## [Required work]
Go through each line of the records below and count those with the word "JSON"; give only the total.

>> BEGIN

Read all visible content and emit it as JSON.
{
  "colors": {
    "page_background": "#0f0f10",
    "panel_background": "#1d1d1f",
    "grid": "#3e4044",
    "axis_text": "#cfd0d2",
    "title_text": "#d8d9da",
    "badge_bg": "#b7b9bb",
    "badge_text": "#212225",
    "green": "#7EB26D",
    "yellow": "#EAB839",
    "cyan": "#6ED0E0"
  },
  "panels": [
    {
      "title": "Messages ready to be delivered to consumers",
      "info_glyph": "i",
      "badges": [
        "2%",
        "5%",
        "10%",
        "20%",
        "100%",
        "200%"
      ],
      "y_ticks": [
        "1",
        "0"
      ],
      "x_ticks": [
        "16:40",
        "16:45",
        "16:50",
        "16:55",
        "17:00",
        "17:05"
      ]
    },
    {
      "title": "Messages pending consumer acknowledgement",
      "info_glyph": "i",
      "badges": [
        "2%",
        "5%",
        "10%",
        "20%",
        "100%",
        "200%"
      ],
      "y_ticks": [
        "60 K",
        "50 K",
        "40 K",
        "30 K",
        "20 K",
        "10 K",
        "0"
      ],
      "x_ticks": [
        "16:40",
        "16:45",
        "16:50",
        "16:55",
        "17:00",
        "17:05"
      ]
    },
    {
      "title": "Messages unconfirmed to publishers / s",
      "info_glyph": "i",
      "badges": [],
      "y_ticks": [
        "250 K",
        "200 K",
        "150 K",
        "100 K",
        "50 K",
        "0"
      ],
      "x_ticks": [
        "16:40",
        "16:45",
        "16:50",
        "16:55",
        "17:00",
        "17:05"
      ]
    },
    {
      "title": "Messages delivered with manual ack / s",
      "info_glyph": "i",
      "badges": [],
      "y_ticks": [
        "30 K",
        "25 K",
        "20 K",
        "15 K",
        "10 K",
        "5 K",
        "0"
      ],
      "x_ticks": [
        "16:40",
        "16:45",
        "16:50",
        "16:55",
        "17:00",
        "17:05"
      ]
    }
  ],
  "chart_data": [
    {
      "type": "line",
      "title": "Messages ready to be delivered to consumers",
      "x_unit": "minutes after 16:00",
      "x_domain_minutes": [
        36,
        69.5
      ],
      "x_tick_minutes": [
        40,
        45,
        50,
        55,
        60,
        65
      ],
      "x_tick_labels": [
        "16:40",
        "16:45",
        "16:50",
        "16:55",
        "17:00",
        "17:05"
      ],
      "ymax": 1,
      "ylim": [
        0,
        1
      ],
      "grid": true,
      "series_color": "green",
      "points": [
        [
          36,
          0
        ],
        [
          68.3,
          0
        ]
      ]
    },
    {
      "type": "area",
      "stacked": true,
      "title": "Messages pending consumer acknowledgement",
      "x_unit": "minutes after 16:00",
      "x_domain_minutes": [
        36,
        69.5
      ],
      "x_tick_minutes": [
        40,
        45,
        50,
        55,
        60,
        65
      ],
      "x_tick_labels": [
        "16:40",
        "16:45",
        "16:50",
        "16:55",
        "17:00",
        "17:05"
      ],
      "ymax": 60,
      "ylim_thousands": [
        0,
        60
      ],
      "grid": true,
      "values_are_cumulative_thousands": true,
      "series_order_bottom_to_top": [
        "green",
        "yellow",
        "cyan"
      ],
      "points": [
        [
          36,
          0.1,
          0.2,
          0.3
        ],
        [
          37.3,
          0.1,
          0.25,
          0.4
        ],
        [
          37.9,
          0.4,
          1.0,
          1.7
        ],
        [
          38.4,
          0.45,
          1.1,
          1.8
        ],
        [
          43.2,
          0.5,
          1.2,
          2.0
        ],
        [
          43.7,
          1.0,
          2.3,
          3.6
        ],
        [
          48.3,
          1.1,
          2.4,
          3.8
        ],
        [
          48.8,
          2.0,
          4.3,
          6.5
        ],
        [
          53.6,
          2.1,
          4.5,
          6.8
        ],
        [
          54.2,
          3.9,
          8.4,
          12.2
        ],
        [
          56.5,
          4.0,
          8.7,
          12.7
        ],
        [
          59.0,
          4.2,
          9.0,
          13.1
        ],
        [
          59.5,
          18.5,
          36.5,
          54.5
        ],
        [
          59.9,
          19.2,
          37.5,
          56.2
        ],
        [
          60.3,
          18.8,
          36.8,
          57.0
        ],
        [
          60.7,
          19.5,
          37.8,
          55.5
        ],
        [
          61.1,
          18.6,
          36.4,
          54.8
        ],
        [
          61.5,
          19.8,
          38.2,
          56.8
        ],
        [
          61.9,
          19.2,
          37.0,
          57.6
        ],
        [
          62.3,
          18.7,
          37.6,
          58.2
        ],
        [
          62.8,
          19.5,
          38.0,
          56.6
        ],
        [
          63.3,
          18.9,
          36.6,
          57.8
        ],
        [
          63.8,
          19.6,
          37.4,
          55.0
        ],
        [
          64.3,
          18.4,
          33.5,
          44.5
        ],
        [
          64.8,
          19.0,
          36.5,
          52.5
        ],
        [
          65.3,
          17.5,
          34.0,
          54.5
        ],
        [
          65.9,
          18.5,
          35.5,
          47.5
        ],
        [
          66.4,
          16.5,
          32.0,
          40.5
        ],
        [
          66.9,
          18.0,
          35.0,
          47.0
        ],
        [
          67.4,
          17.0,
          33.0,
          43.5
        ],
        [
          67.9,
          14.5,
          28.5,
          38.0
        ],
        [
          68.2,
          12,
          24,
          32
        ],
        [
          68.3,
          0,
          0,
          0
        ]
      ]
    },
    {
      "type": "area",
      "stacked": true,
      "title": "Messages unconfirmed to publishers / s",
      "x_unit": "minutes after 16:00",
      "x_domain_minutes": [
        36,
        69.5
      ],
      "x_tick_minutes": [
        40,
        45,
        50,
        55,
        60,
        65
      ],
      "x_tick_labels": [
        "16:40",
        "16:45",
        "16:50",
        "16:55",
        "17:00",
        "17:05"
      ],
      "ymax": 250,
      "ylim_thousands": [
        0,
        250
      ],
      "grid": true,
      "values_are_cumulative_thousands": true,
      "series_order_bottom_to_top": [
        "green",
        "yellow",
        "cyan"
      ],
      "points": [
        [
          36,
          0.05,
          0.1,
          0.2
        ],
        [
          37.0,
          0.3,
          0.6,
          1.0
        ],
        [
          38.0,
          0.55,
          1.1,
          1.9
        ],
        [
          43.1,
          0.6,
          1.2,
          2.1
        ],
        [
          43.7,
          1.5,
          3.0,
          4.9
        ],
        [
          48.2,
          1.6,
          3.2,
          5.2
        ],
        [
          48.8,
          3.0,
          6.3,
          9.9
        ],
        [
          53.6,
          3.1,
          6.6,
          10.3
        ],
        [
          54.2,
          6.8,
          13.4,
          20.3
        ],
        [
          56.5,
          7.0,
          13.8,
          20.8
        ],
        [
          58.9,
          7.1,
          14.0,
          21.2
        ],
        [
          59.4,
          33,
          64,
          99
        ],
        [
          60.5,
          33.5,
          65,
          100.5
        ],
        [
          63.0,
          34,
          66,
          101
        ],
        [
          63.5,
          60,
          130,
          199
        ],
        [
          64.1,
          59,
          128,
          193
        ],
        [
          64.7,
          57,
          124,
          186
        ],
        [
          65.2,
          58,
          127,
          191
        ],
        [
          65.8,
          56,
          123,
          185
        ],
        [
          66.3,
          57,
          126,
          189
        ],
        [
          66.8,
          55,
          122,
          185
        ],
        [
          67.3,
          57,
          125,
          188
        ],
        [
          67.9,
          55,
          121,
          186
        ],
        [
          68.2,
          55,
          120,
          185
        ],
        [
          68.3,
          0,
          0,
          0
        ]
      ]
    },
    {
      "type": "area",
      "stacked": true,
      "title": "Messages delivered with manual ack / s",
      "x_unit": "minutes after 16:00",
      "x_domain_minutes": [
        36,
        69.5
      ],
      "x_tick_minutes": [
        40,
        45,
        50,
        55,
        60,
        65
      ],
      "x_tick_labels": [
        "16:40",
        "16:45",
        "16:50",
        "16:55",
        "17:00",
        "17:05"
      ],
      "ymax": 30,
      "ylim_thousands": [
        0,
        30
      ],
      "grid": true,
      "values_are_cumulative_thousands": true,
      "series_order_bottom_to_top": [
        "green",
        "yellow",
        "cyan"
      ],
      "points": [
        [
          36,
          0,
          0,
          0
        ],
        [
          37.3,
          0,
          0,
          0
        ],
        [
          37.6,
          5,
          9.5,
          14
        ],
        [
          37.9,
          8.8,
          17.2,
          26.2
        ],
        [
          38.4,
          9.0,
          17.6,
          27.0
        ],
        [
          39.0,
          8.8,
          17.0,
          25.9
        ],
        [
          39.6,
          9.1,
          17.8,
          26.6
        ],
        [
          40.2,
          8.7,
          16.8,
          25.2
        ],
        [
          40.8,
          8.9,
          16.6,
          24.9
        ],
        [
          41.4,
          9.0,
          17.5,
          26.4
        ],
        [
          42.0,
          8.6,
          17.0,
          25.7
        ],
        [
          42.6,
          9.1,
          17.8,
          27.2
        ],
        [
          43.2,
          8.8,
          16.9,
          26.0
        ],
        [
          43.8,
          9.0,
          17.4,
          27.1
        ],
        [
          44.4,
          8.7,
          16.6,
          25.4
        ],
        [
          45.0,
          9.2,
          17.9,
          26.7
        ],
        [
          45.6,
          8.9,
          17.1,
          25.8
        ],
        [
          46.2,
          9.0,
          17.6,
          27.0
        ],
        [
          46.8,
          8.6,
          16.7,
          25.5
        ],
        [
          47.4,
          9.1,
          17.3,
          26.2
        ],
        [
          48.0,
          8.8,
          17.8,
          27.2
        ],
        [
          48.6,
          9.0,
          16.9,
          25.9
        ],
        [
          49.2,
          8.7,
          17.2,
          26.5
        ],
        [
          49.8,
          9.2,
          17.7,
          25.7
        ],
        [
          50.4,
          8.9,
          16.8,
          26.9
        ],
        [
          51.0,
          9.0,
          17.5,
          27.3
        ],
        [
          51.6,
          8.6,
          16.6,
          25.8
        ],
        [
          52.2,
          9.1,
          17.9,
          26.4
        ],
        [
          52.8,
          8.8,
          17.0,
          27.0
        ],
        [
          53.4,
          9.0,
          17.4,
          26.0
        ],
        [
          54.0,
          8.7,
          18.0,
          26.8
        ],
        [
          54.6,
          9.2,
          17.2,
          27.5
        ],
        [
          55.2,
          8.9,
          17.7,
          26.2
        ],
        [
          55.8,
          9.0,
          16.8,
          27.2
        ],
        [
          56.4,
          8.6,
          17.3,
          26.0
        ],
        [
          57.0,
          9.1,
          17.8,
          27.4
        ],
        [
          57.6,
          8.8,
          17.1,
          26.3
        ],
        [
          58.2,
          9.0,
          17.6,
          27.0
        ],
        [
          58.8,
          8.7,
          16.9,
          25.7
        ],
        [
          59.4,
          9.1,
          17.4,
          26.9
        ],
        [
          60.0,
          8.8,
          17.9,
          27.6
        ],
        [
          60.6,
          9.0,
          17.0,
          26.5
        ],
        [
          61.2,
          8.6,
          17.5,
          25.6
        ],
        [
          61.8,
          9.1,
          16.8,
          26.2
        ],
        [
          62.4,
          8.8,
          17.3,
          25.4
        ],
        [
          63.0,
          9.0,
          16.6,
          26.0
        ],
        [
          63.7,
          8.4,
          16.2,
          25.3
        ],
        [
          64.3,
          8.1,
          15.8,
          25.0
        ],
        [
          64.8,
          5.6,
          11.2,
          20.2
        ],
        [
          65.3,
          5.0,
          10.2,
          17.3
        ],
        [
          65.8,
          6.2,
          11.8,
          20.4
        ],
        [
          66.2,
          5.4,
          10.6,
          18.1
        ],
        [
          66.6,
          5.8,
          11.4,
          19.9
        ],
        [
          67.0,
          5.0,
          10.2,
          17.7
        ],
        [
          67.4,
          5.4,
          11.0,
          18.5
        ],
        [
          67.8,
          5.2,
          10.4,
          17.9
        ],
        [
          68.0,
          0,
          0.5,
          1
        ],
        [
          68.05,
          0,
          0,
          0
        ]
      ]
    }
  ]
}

>> END
>> BEGIN

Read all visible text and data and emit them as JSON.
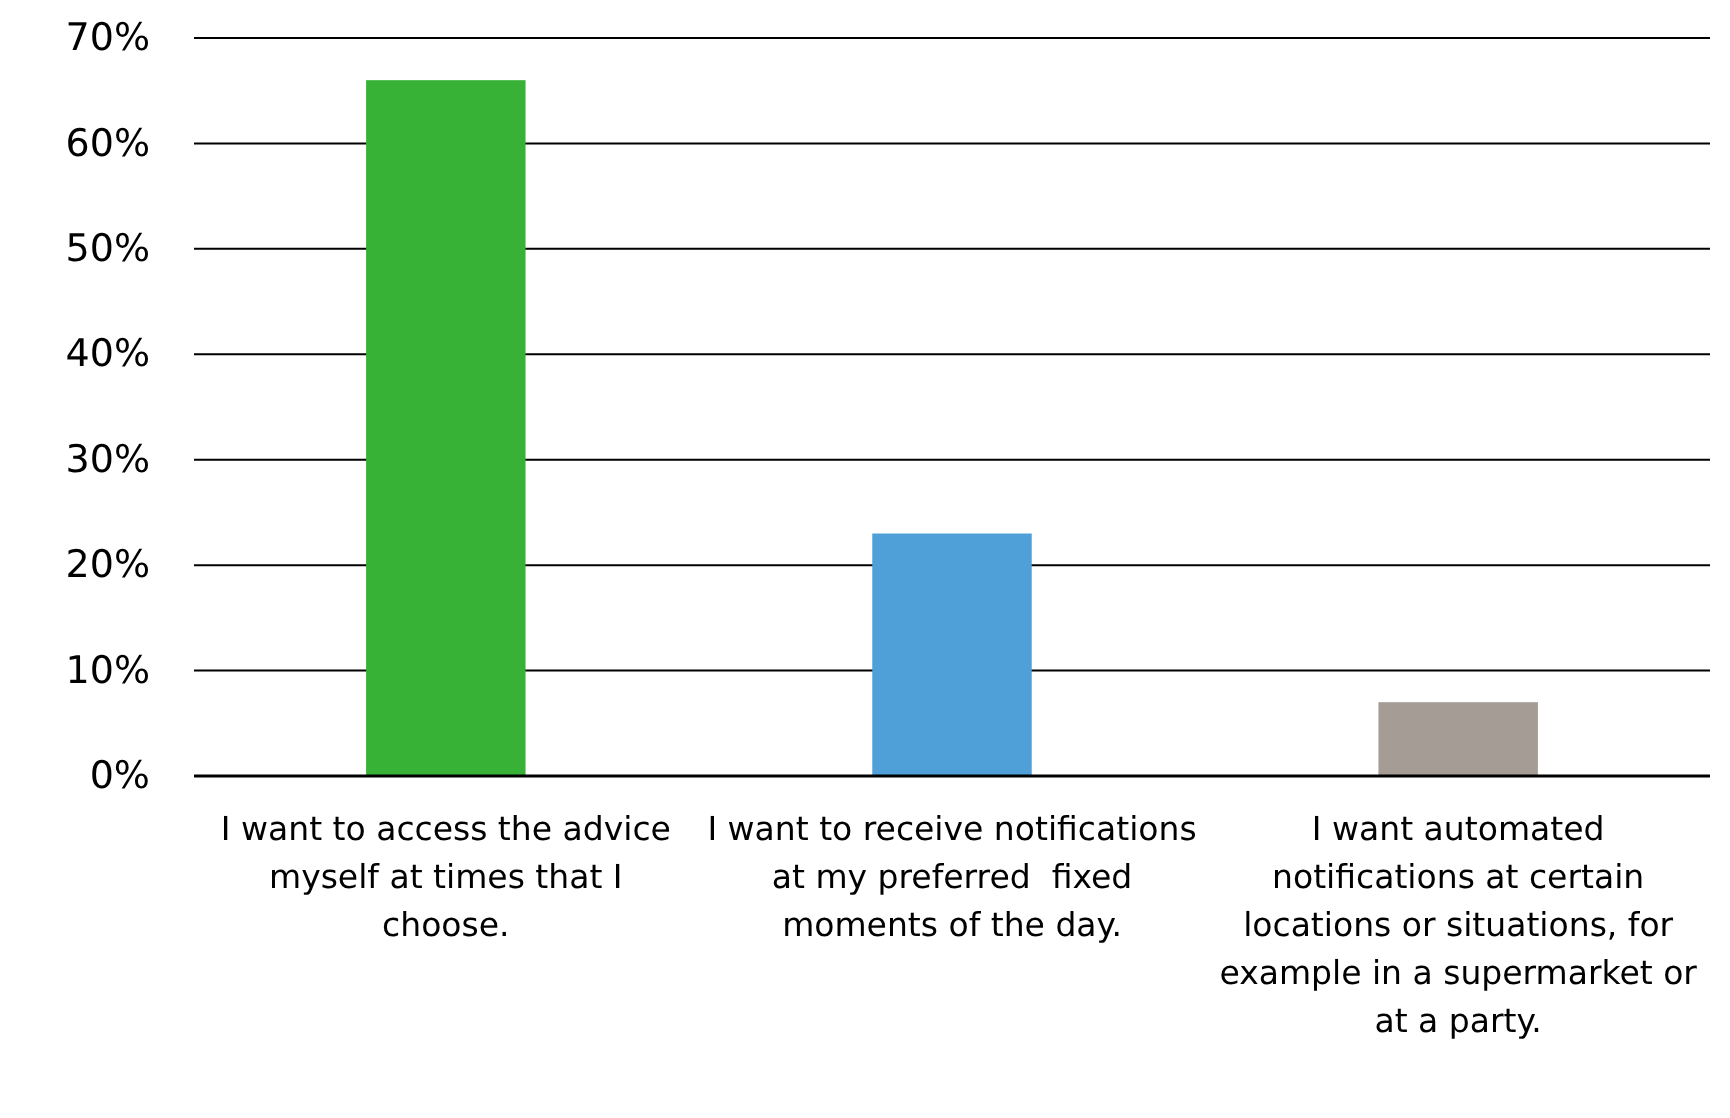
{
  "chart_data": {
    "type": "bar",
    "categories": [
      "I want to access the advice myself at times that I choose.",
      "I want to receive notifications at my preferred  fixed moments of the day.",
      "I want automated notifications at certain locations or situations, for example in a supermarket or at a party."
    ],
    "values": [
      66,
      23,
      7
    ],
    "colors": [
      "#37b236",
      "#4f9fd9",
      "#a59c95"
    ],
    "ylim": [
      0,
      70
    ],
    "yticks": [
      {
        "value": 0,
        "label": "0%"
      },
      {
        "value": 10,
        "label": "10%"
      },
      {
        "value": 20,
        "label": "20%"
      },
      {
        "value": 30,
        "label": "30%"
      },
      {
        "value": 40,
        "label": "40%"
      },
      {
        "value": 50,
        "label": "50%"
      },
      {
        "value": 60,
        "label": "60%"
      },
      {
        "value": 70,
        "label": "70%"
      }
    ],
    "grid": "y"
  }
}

>> END

## [Full answer]
2